Retype these lines without changing anything.

(Annotated region listings)
<<<<

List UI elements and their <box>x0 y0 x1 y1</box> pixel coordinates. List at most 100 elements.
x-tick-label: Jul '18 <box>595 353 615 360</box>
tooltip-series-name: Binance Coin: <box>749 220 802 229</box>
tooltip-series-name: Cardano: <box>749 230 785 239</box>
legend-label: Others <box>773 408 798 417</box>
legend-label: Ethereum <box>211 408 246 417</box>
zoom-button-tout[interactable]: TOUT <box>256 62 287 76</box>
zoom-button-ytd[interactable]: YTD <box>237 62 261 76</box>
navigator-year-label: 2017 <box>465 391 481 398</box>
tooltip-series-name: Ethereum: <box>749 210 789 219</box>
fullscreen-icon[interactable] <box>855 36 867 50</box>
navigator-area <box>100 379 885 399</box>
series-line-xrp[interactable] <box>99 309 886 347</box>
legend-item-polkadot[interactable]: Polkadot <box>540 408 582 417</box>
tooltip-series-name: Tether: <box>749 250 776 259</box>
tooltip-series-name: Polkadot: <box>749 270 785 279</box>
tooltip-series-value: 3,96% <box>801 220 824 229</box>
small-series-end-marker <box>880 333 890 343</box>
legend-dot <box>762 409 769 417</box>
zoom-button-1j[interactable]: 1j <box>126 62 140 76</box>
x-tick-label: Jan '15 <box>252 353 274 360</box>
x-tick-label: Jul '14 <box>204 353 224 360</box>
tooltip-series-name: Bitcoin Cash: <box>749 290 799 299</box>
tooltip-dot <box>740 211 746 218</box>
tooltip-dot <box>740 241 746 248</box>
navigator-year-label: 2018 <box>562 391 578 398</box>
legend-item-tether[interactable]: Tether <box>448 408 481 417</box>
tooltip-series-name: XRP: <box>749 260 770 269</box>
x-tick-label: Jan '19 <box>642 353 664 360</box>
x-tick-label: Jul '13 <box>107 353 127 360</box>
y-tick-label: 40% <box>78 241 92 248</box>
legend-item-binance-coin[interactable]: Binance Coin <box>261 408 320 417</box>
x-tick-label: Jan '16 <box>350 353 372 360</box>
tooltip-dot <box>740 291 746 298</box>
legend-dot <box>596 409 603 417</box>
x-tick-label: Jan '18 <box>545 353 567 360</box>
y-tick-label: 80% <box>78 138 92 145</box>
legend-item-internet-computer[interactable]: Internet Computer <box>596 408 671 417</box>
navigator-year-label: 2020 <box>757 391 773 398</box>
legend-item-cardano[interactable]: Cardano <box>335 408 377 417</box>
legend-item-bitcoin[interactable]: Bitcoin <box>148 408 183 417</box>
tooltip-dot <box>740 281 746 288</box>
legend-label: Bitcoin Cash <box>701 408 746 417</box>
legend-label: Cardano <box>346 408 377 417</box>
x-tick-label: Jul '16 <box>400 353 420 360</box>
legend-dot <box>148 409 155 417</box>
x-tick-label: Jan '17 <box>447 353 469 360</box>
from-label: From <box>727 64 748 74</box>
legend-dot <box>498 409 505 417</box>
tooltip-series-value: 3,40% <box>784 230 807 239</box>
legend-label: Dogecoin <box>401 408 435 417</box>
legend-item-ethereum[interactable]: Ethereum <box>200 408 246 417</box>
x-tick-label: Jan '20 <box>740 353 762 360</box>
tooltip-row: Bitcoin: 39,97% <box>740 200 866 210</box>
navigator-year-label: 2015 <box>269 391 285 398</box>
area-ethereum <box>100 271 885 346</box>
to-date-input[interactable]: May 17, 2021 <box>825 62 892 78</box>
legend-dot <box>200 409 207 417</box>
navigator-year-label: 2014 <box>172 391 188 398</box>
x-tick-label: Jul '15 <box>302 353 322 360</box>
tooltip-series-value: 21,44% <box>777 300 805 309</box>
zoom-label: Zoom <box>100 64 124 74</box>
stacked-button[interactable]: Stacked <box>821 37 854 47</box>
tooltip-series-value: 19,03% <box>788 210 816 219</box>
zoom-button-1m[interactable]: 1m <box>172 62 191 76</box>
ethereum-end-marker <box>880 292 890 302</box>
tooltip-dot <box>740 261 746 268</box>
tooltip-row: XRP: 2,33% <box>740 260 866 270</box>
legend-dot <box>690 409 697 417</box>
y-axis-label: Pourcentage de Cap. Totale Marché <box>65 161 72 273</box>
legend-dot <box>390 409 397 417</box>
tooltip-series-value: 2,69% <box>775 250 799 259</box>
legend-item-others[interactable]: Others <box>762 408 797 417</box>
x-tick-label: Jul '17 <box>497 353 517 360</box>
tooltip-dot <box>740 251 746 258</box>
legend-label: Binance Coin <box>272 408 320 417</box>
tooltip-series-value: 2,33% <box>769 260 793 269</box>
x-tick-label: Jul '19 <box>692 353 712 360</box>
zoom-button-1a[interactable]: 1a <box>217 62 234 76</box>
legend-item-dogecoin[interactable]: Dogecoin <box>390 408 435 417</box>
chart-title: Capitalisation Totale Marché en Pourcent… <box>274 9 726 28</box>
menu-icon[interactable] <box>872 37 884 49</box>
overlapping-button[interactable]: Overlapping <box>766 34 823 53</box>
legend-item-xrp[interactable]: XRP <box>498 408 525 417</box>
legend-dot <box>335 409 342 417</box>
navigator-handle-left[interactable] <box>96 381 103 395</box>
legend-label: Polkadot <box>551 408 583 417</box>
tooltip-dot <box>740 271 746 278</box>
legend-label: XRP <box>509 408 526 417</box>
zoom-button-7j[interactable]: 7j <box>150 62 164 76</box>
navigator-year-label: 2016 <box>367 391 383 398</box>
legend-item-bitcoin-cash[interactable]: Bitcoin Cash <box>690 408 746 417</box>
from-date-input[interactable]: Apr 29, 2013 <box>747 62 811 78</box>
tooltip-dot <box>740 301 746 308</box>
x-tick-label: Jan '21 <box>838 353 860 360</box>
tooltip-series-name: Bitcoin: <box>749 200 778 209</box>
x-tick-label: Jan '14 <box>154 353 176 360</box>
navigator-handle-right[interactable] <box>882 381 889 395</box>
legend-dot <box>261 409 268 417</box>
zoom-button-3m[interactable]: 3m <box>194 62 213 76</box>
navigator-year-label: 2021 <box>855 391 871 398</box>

>>>>

* **Written reply**:
List UI elements and their <box>x0 y0 x1 y1</box> pixel coordinates. List at most 100 elements.
x-tick-label: Jul '18 <box>595 353 615 360</box>
tooltip-series-name: Binance Coin: <box>749 220 802 229</box>
tooltip-series-name: Cardano: <box>749 230 785 239</box>
legend-label: Others <box>773 408 798 417</box>
legend-label: Ethereum <box>211 408 246 417</box>
zoom-button-tout[interactable]: TOUT <box>256 62 287 76</box>
zoom-button-ytd[interactable]: YTD <box>237 62 261 76</box>
navigator-year-label: 2017 <box>465 391 481 398</box>
tooltip-series-name: Ethereum: <box>749 210 789 219</box>
fullscreen-icon[interactable] <box>855 36 867 50</box>
navigator-area <box>100 379 885 399</box>
series-line-xrp[interactable] <box>99 309 886 347</box>
legend-item-polkadot[interactable]: Polkadot <box>540 408 582 417</box>
tooltip-series-name: Tether: <box>749 250 776 259</box>
tooltip-series-name: Polkadot: <box>749 270 785 279</box>
tooltip-series-value: 3,96% <box>801 220 824 229</box>
small-series-end-marker <box>880 333 890 343</box>
legend-dot <box>762 409 769 417</box>
zoom-button-1j[interactable]: 1j <box>126 62 140 76</box>
x-tick-label: Jan '15 <box>252 353 274 360</box>
x-tick-label: Jul '14 <box>204 353 224 360</box>
tooltip-series-name: Bitcoin Cash: <box>749 290 799 299</box>
tooltip-dot <box>740 211 746 218</box>
tooltip-dot <box>740 241 746 248</box>
navigator-year-label: 2018 <box>562 391 578 398</box>
legend-item-tether[interactable]: Tether <box>448 408 481 417</box>
tooltip-series-name: XRP: <box>749 260 770 269</box>
x-tick-label: Jan '19 <box>642 353 664 360</box>
x-tick-label: Jul '13 <box>107 353 127 360</box>
y-tick-label: 40% <box>78 241 92 248</box>
legend-item-binance-coin[interactable]: Binance Coin <box>261 408 320 417</box>
x-tick-label: Jan '16 <box>350 353 372 360</box>
tooltip-dot <box>740 291 746 298</box>
legend-dot <box>596 409 603 417</box>
x-tick-label: Jan '18 <box>545 353 567 360</box>
y-tick-label: 80% <box>78 138 92 145</box>
legend-item-internet-computer[interactable]: Internet Computer <box>596 408 671 417</box>
navigator-year-label: 2020 <box>757 391 773 398</box>
legend-item-cardano[interactable]: Cardano <box>335 408 377 417</box>
legend-item-bitcoin[interactable]: Bitcoin <box>148 408 183 417</box>
tooltip-dot <box>740 281 746 288</box>
legend-label: Bitcoin Cash <box>701 408 746 417</box>
legend-label: Cardano <box>346 408 377 417</box>
x-tick-label: Jul '16 <box>400 353 420 360</box>
legend-dot <box>148 409 155 417</box>
x-tick-label: Jan '17 <box>447 353 469 360</box>
from-label: From <box>727 64 748 74</box>
legend-dot <box>498 409 505 417</box>
tooltip-series-value: 3,40% <box>784 230 807 239</box>
legend-label: Dogecoin <box>401 408 435 417</box>
legend-item-ethereum[interactable]: Ethereum <box>200 408 246 417</box>
x-tick-label: Jan '20 <box>740 353 762 360</box>
tooltip-row: Bitcoin: 39,97% <box>740 200 866 210</box>
navigator-year-label: 2015 <box>269 391 285 398</box>
area-ethereum <box>100 271 885 346</box>
to-date-input[interactable]: May 17, 2021 <box>825 62 892 78</box>
legend-dot <box>200 409 207 417</box>
navigator-year-label: 2014 <box>172 391 188 398</box>
x-tick-label: Jul '15 <box>302 353 322 360</box>
tooltip-series-value: 21,44% <box>777 300 805 309</box>
zoom-label: Zoom <box>100 64 124 74</box>
stacked-button[interactable]: Stacked <box>821 37 854 47</box>
tooltip-series-value: 19,03% <box>788 210 816 219</box>
zoom-button-1m[interactable]: 1m <box>172 62 191 76</box>
ethereum-end-marker <box>880 292 890 302</box>
tooltip-dot <box>740 261 746 268</box>
tooltip-row: XRP: 2,33% <box>740 260 866 270</box>
legend-dot <box>690 409 697 417</box>
y-axis-label: Pourcentage de Cap. Totale Marché <box>65 161 72 273</box>
legend-dot <box>390 409 397 417</box>
tooltip-series-value: 2,69% <box>775 250 799 259</box>
legend-item-others[interactable]: Others <box>762 408 797 417</box>
x-tick-label: Jul '17 <box>497 353 517 360</box>
tooltip-dot <box>740 251 746 258</box>
legend-label: Binance Coin <box>272 408 320 417</box>
tooltip-series-value: 2,33% <box>769 260 793 269</box>
x-tick-label: Jul '19 <box>692 353 712 360</box>
zoom-button-1a[interactable]: 1a <box>217 62 234 76</box>
legend-item-dogecoin[interactable]: Dogecoin <box>390 408 435 417</box>
chart-title: Capitalisation Totale Marché en Pourcent… <box>274 9 726 28</box>
menu-icon[interactable] <box>872 37 884 49</box>
overlapping-button[interactable]: Overlapping <box>766 34 823 53</box>
legend-item-xrp[interactable]: XRP <box>498 408 525 417</box>
legend-dot <box>335 409 342 417</box>
navigator-handle-left[interactable] <box>96 381 103 395</box>
legend-label: Polkadot <box>551 408 583 417</box>
tooltip-dot <box>740 271 746 278</box>
legend-label: XRP <box>509 408 526 417</box>
zoom-button-7j[interactable]: 7j <box>150 62 164 76</box>
navigator-year-label: 2016 <box>367 391 383 398</box>
legend-item-bitcoin-cash[interactable]: Bitcoin Cash <box>690 408 746 417</box>
from-date-input[interactable]: Apr 29, 2013 <box>747 62 811 78</box>
tooltip-dot <box>740 301 746 308</box>
x-tick-label: Jan '21 <box>838 353 860 360</box>
tooltip-series-name: Bitcoin: <box>749 200 778 209</box>
x-tick-label: Jan '14 <box>154 353 176 360</box>
navigator-handle-right[interactable] <box>882 381 889 395</box>
legend-dot <box>261 409 268 417</box>
zoom-button-3m[interactable]: 3m <box>194 62 213 76</box>
navigator-year-label: 2021 <box>855 391 871 398</box>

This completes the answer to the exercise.